▶ **RECORDS PROVIDED**:
^^^^^^^^^^^^^^^^
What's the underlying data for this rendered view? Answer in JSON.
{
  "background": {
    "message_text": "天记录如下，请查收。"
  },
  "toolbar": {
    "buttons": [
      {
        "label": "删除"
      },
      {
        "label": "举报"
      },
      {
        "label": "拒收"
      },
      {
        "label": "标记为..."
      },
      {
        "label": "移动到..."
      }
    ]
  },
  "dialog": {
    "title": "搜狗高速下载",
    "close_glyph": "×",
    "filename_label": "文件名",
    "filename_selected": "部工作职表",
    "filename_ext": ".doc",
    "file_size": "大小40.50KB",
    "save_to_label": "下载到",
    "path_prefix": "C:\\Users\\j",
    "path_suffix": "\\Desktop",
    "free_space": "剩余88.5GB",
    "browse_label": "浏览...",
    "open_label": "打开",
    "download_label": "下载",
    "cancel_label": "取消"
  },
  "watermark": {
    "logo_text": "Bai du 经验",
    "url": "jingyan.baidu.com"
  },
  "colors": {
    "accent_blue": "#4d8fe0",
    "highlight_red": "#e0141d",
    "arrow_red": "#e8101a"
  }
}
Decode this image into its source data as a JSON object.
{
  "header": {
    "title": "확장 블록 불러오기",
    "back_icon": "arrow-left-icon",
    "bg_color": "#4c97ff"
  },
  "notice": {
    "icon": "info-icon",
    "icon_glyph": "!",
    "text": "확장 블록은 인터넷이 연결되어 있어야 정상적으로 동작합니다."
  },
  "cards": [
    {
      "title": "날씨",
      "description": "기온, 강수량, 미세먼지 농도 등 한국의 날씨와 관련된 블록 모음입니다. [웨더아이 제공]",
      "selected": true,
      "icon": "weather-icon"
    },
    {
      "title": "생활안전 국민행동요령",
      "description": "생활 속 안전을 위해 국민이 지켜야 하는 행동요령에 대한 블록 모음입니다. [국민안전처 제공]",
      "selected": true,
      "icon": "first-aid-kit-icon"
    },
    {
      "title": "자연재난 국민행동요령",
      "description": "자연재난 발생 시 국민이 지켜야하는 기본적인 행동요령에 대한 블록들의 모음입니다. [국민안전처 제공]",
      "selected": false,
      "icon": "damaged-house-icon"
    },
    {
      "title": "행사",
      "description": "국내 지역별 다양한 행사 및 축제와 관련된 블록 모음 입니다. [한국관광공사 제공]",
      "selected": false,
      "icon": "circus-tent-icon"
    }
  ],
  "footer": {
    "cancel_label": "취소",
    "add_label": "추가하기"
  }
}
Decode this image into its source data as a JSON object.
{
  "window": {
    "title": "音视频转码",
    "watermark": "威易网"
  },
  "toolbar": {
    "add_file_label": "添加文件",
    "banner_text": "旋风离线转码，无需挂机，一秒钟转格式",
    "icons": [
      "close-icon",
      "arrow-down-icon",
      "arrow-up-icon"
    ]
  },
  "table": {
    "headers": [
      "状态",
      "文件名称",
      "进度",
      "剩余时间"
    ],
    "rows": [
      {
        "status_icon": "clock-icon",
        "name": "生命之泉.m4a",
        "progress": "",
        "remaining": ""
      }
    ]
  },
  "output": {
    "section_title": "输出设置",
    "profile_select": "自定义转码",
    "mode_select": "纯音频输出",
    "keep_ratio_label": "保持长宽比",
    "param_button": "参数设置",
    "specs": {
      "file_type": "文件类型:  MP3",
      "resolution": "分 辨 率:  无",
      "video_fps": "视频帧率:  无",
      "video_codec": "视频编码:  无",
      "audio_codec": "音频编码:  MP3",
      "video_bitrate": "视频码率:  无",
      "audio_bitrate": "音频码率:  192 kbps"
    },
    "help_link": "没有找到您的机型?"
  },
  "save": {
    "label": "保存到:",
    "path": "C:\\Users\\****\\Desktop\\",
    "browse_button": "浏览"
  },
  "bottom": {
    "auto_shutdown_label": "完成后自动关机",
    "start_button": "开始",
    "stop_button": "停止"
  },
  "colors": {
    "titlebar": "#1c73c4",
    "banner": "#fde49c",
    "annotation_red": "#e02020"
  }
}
^^^^^^^^^^^^^^^^
▶ **TASK DESCRIPTION**: Reproduce the material above without altering a single character.

▶ **RESULT OF THIS EXERCISE**:
What's the underlying data for this rendered view? Answer in JSON.
{
  "background": {
    "message_text": "天记录如下，请查收。"
  },
  "toolbar": {
    "buttons": [
      {
        "label": "删除"
      },
      {
        "label": "举报"
      },
      {
        "label": "拒收"
      },
      {
        "label": "标记为..."
      },
      {
        "label": "移动到..."
      }
    ]
  },
  "dialog": {
    "title": "搜狗高速下载",
    "close_glyph": "×",
    "filename_label": "文件名",
    "filename_selected": "部工作职表",
    "filename_ext": ".doc",
    "file_size": "大小40.50KB",
    "save_to_label": "下载到",
    "path_prefix": "C:\\Users\\j",
    "path_suffix": "\\Desktop",
    "free_space": "剩余88.5GB",
    "browse_label": "浏览...",
    "open_label": "打开",
    "download_label": "下载",
    "cancel_label": "取消"
  },
  "watermark": {
    "logo_text": "Bai du 经验",
    "url": "jingyan.baidu.com"
  },
  "colors": {
    "accent_blue": "#4d8fe0",
    "highlight_red": "#e0141d",
    "arrow_red": "#e8101a"
  }
}
Decode this image into its source data as a JSON object.
{
  "header": {
    "title": "확장 블록 불러오기",
    "back_icon": "arrow-left-icon",
    "bg_color": "#4c97ff"
  },
  "notice": {
    "icon": "info-icon",
    "icon_glyph": "!",
    "text": "확장 블록은 인터넷이 연결되어 있어야 정상적으로 동작합니다."
  },
  "cards": [
    {
      "title": "날씨",
      "description": "기온, 강수량, 미세먼지 농도 등 한국의 날씨와 관련된 블록 모음입니다. [웨더아이 제공]",
      "selected": true,
      "icon": "weather-icon"
    },
    {
      "title": "생활안전 국민행동요령",
      "description": "생활 속 안전을 위해 국민이 지켜야 하는 행동요령에 대한 블록 모음입니다. [국민안전처 제공]",
      "selected": true,
      "icon": "first-aid-kit-icon"
    },
    {
      "title": "자연재난 국민행동요령",
      "description": "자연재난 발생 시 국민이 지켜야하는 기본적인 행동요령에 대한 블록들의 모음입니다. [국민안전처 제공]",
      "selected": false,
      "icon": "damaged-house-icon"
    },
    {
      "title": "행사",
      "description": "국내 지역별 다양한 행사 및 축제와 관련된 블록 모음 입니다. [한국관광공사 제공]",
      "selected": false,
      "icon": "circus-tent-icon"
    }
  ],
  "footer": {
    "cancel_label": "취소",
    "add_label": "추가하기"
  }
}
Decode this image into its source data as a JSON object.
{
  "window": {
    "title": "音视频转码",
    "watermark": "威易网"
  },
  "toolbar": {
    "add_file_label": "添加文件",
    "banner_text": "旋风离线转码，无需挂机，一秒钟转格式",
    "icons": [
      "close-icon",
      "arrow-down-icon",
      "arrow-up-icon"
    ]
  },
  "table": {
    "headers": [
      "状态",
      "文件名称",
      "进度",
      "剩余时间"
    ],
    "rows": [
      {
        "status_icon": "clock-icon",
        "name": "生命之泉.m4a",
        "progress": "",
        "remaining": ""
      }
    ]
  },
  "output": {
    "section_title": "输出设置",
    "profile_select": "自定义转码",
    "mode_select": "纯音频输出",
    "keep_ratio_label": "保持长宽比",
    "param_button": "参数设置",
    "specs": {
      "file_type": "文件类型:  MP3",
      "resolution": "分 辨 率:  无",
      "video_fps": "视频帧率:  无",
      "video_codec": "视频编码:  无",
      "audio_codec": "音频编码:  MP3",
      "video_bitrate": "视频码率:  无",
      "audio_bitrate": "音频码率:  192 kbps"
    },
    "help_link": "没有找到您的机型?"
  },
  "save": {
    "label": "保存到:",
    "path": "C:\\Users\\****\\Desktop\\",
    "browse_button": "浏览"
  },
  "bottom": {
    "auto_shutdown_label": "完成后自动关机",
    "start_button": "开始",
    "stop_button": "停止"
  },
  "colors": {
    "titlebar": "#1c73c4",
    "banner": "#fde49c",
    "annotation_red": "#e02020"
  }
}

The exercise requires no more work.